Records supplied –
+ + + + +

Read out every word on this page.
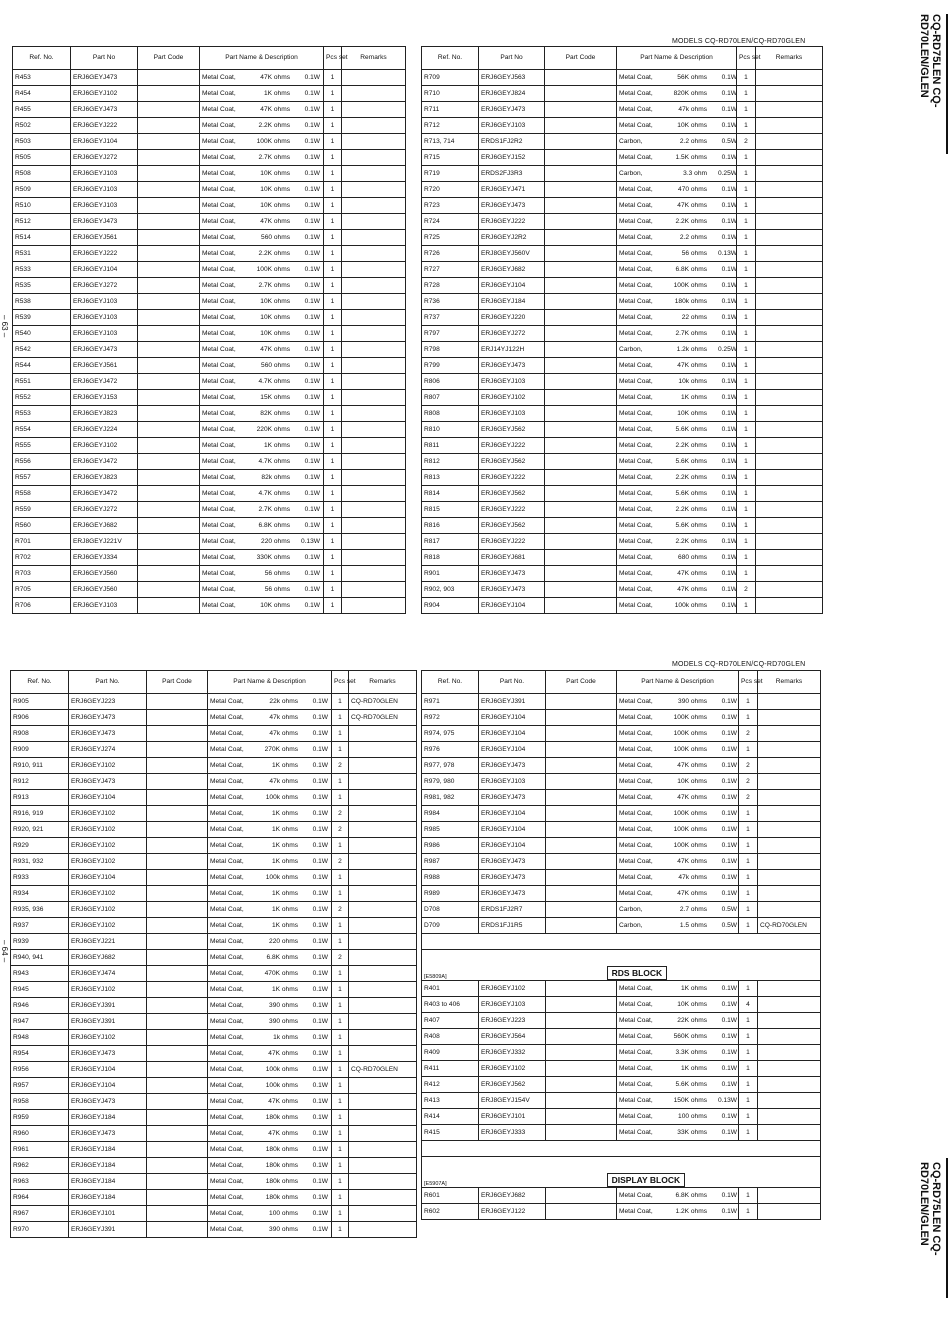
MODELS CQ-RD70LEN/CQ-RD70GLEN
– 63 –
Ref. No.	Part No	Part Code	Part Name & Description	Pcs set	Remarks
R453	ERJ6GEYJ473		Metal Coat, 47K ohms 0.1W	1	
R454	ERJ6GEYJ102		Metal Coat, 1K ohms 0.1W	1	
R455	ERJ6GEYJ473		Metal Coat, 47K ohms 0.1W	1	
R502	ERJ6GEYJ222		Metal Coat, 2.2K ohms 0.1W	1	
R503	ERJ6GEYJ104		Metal Coat, 100K ohms 0.1W	1	
R505	ERJ6GEYJ272		Metal Coat, 2.7K ohms 0.1W	1	
R508	ERJ6GEYJ103		Metal Coat, 10K ohms 0.1W	1	
R509	ERJ6GEYJ103		Metal Coat, 10K ohms 0.1W	1	
R510	ERJ6GEYJ103		Metal Coat, 10K ohms 0.1W	1	
R512	ERJ6GEYJ473		Metal Coat, 47K ohms 0.1W	1	
R514	ERJ6GEYJ561		Metal Coat, 560 ohms 0.1W	1	
R531	ERJ6GEYJ222		Metal Coat, 2.2K ohms 0.1W	1	
R533	ERJ6GEYJ104		Metal Coat, 100K ohms 0.1W	1	
R535	ERJ6GEYJ272		Metal Coat, 2.7K ohms 0.1W	1	
R538	ERJ6GEYJ103		Metal Coat, 10K ohms 0.1W	1	
R539	ERJ6GEYJ103		Metal Coat, 10K ohms 0.1W	1	
R540	ERJ6GEYJ103		Metal Coat, 10K ohms 0.1W	1	
R542	ERJ6GEYJ473		Metal Coat, 47K ohms 0.1W	1	
R544	ERJ6GEYJ561		Metal Coat, 560 ohms 0.1W	1	
R551	ERJ6GEYJ472		Metal Coat, 4.7K ohms 0.1W	1	
R552	ERJ6GEYJ153		Metal Coat, 15K ohms 0.1W	1	
R553	ERJ6GEYJ823		Metal Coat, 82K ohms 0.1W	1	
R554	ERJ6GEYJ224		Metal Coat, 220K ohms 0.1W	1	
R555	ERJ6GEYJ102		Metal Coat, 1K ohms 0.1W	1	
R556	ERJ6GEYJ472		Metal Coat, 4.7K ohms 0.1W	1	
R557	ERJ6GEYJ823		Metal Coat, 82k ohms 0.1W	1	
R558	ERJ6GEYJ472		Metal Coat, 4.7K ohms 0.1W	1	
R559	ERJ6GEYJ272		Metal Coat, 2.7K ohms 0.1W	1	
R560	ERJ6GEYJ682		Metal Coat, 6.8K ohms 0.1W	1	
R701	ERJ8GEYJ221V		Metal Coat, 220 ohms 0.13W	1	
R702	ERJ6GEYJ334		Metal Coat, 330K ohms 0.1W	1	
R703	ERJ6GEYJ560		Metal Coat, 56 ohms 0.1W	1	
R705	ERJ6GEYJ560		Metal Coat, 56 ohms 0.1W	1	
R706	ERJ6GEYJ103		Metal Coat, 10K ohms 0.1W	1	
Ref. No.	Part No	Part Code	Part Name & Description	Pcs set	Remarks
R709	ERJ6GEYJ563		Metal Coat, 56K ohms 0.1W	1	
R710	ERJ6GEYJ824		Metal Coat, 820K ohms 0.1W	1	
R711	ERJ6GEYJ473		Metal Coat, 47k ohms 0.1W	1	
R712	ERJ6GEYJ103		Metal Coat, 10K ohms 0.1W	1	
R713, 714	ERDS1FJ2R2		Carbon, 2.2 ohms 0.5W	2	
R715	ERJ6GEYJ152		Metal Coat, 1.5K ohms 0.1W	1	
R719	ERDS2FJ3R3		Carbon, 3.3 ohm 0.25W	1	
R720	ERJ6GEYJ471		Metal Coat, 470 ohms 0.1W	1	
R723	ERJ6GEYJ473		Metal Coat, 47K ohms 0.1W	1	
R724	ERJ6GEYJ222		Metal Coat, 2.2K ohms 0.1W	1	
R725	ERJ6GEYJ2R2		Metal Coat, 2.2 ohms 0.1W	1	
R726	ERJ8GEYJ560V		Metal Coat, 56 ohms 0.13W	1	
R727	ERJ6GEYJ682		Metal Coat, 6.8K ohms 0.1W	1	
R728	ERJ6GEYJ104		Metal Coat, 100K ohms 0.1W	1	
R736	ERJ6GEYJ184		Metal Coat, 180k ohms 0.1W	1	
R737	ERJ6GEYJ220		Metal Coat, 22 ohms 0.1W	1	
R797	ERJ6GEYJ272		Metal Coat, 2.7K ohms 0.1W	1	
R798	ERJ14YJ122H		Carbon, 1.2k ohms 0.25W	1	
R799	ERJ6GEYJ473		Metal Coat, 47K ohms 0.1W	1	
R806	ERJ6GEYJ103		Metal Coat, 10k ohms 0.1W	1	
R807	ERJ6GEYJ102		Metal Coat, 1K ohms 0.1W	1	
R808	ERJ6GEYJ103		Metal Coat, 10K ohms 0.1W	1	
R810	ERJ6GEYJ562		Metal Coat, 5.6K ohms 0.1W	1	
R811	ERJ6GEYJ222		Metal Coat, 2.2K ohms 0.1W	1	
R812	ERJ6GEYJ562		Metal Coat, 5.6K ohms 0.1W	1	
R813	ERJ6GEYJ222		Metal Coat, 2.2K ohms 0.1W	1	
R814	ERJ6GEYJ562		Metal Coat, 5.6K ohms 0.1W	1	
R815	ERJ6GEYJ222		Metal Coat, 2.2K ohms 0.1W	1	
R816	ERJ6GEYJ562		Metal Coat, 5.6K ohms 0.1W	1	
R817	ERJ6GEYJ222		Metal Coat, 2.2K ohms 0.1W	1	
R818	ERJ6GEYJ681		Metal Coat, 680 ohms 0.1W	1	
R901	ERJ6GEYJ473		Metal Coat, 47K ohms 0.1W	1	
R902, 903	ERJ6GEYJ473		Metal Coat, 47K ohms 0.1W	2	
R904	ERJ6GEYJ104		Metal Coat, 100k ohms 0.1W	1	
MODELS CQ-RD70LEN/CQ-RD70GLEN
– 64 –
Ref. No.	Part No.	Part Code	Part Name & Description	Pcs set	Remarks
R905	ERJ6GEYJ223		Metal Coat, 22k ohms 0.1W	1	CQ-RD70GLEN
R906	ERJ6GEYJ473		Metal Coat, 47k ohms 0.1W	1	CQ-RD70GLEN
R908	ERJ6GEYJ473		Metal Coat, 47k ohms 0.1W	1	
R909	ERJ6GEYJ274		Metal Coat, 270K ohms 0.1W	1	
R910, 911	ERJ6GEYJ102		Metal Coat, 1K ohms 0.1W	2	
R912	ERJ6GEYJ473		Metal Coat, 47k ohms 0.1W	1	
R913	ERJ6GEYJ104		Metal Coat, 100k ohms 0.1W	1	
R916, 919	ERJ6GEYJ102		Metal Coat, 1K ohms 0.1W	2	
R920, 921	ERJ6GEYJ102		Metal Coat, 1K ohms 0.1W	2	
R929	ERJ6GEYJ102		Metal Coat, 1K ohms 0.1W	1	
R931, 932	ERJ6GEYJ102		Metal Coat, 1K ohms 0.1W	2	
R933	ERJ6GEYJ104		Metal Coat, 100k ohms 0.1W	1	
R934	ERJ6GEYJ102		Metal Coat, 1K ohms 0.1W	1	
R935, 936	ERJ6GEYJ102		Metal Coat, 1K ohms 0.1W	2	
R937	ERJ6GEYJ102		Metal Coat, 1K ohms 0.1W	1	
R939	ERJ6GEYJ221		Metal Coat, 220 ohms 0.1W	1	
R940, 941	ERJ6GEYJ682		Metal Coat, 6.8K ohms 0.1W	2	
R943	ERJ6GEYJ474		Metal Coat, 470K ohms 0.1W	1	
R945	ERJ6GEYJ102		Metal Coat, 1K ohms 0.1W	1	
R946	ERJ6GEYJ391		Metal Coat, 390 ohms 0.1W	1	
R947	ERJ6GEYJ391		Metal Coat, 390 ohms 0.1W	1	
R948	ERJ6GEYJ102		Metal Coat, 1k ohms 0.1W	1	
R954	ERJ6GEYJ473		Metal Coat, 47K ohms 0.1W	1	
R956	ERJ6GEYJ104		Metal Coat, 100k ohms 0.1W	1	CQ-RD70GLEN
R957	ERJ6GEYJ104		Metal Coat, 100k ohms 0.1W	1	
R958	ERJ6GEYJ473		Metal Coat, 47K ohms 0.1W	1	
R959	ERJ6GEYJ184		Metal Coat, 180k ohms 0.1W	1	
R960	ERJ6GEYJ473		Metal Coat, 47K ohms 0.1W	1	
R961	ERJ6GEYJ184		Metal Coat, 180k ohms 0.1W	1	
R962	ERJ6GEYJ184		Metal Coat, 180k ohms 0.1W	1	
R963	ERJ6GEYJ184		Metal Coat, 180k ohms 0.1W	1	
R964	ERJ6GEYJ184		Metal Coat, 180k ohms 0.1W	1	
R967	ERJ6GEYJ101		Metal Coat, 100 ohms 0.1W	1	
R970	ERJ6GEYJ391		Metal Coat, 390 ohms 0.1W	1	
Ref. No.	Part No.	Part Code	Part Name & Description	Pcs set	Remarks
R971	ERJ6GEYJ391		Metal Coat, 390 ohms 0.1W	1	
R972	ERJ6GEYJ104		Metal Coat, 100K ohms 0.1W	1	
R974, 975	ERJ6GEYJ104		Metal Coat, 100K ohms 0.1W	2	
R976	ERJ6GEYJ104		Metal Coat, 100K ohms 0.1W	1	
R977, 978	ERJ6GEYJ473		Metal Coat, 47K ohms 0.1W	2	
R979, 980	ERJ6GEYJ103		Metal Coat, 10K ohms 0.1W	2	
R981, 982	ERJ6GEYJ473		Metal Coat, 47K ohms 0.1W	2	
R984	ERJ6GEYJ104		Metal Coat, 100K ohms 0.1W	1	
R985	ERJ6GEYJ104		Metal Coat, 100K ohms 0.1W	1	
R986	ERJ6GEYJ104		Metal Coat, 100K ohms 0.1W	1	
R987	ERJ6GEYJ473		Metal Coat, 47K ohms 0.1W	1	
R988	ERJ6GEYJ473		Metal Coat, 47k ohms 0.1W	1	
R989	ERJ6GEYJ473		Metal Coat, 47K ohms 0.1W	1	
D708	ERDS1FJ2R7		Carbon, 2.7 ohms 0.5W	1	
D709	ERDS1FJ1R5		Carbon, 1.5 ohms 0.5W	1	CQ-RD70GLEN

[E5809A] RDS BLOCK					
R401	ERJ6GEYJ102		Metal Coat, 1K ohms 0.1W	1	
R403 to 406	ERJ6GEYJ103		Metal Coat, 10K ohms 0.1W	4	
R407	ERJ6GEYJ223		Metal Coat, 22K ohms 0.1W	1	
R408	ERJ6GEYJ564		Metal Coat, 560K ohms 0.1W	1	
R409	ERJ6GEYJ332		Metal Coat, 3.3K ohms 0.1W	1	
R411	ERJ6GEYJ102		Metal Coat, 1K ohms 0.1W	1	
R412	ERJ6GEYJ562		Metal Coat, 5.6K ohms 0.1W	1	
R413	ERJ8GEYJ154V		Metal Coat, 150K ohms 0.13W	1	
R414	ERJ6GEYJ101		Metal Coat, 100 ohms 0.1W	1	
R415	ERJ6GEYJ333		Metal Coat, 33K ohms 0.1W	1	

[E5907A] DISPLAY BLOCK					
R601	ERJ6GEYJ682		Metal Coat, 6.8K ohms 0.1W	1	
R602	ERJ6GEYJ122		Metal Coat, 1.2K ohms 0.1W	1	
CQ-RD75LEN CQ-RD70LEN/GLEN
CQ-RD75LEN CQ-RD70LEN/GLEN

+ + + + +

What needs to be done –
Keep only those lines of the records that hold "Carbon", and return them.

Result for this exercise –
R713, 714	ERDS1FJ2R2		Carbon, 2.2 ohms 0.5W	2	
R719	ERDS2FJ3R3		Carbon, 3.3 ohm 0.25W	1	
R798	ERJ14YJ122H		Carbon, 1.2k ohms 0.25W	1	
D708	ERDS1FJ2R7		Carbon, 2.7 ohms 0.5W	1	
D709	ERDS1FJ1R5		Carbon, 1.5 ohms 0.5W	1	CQ-RD70GLEN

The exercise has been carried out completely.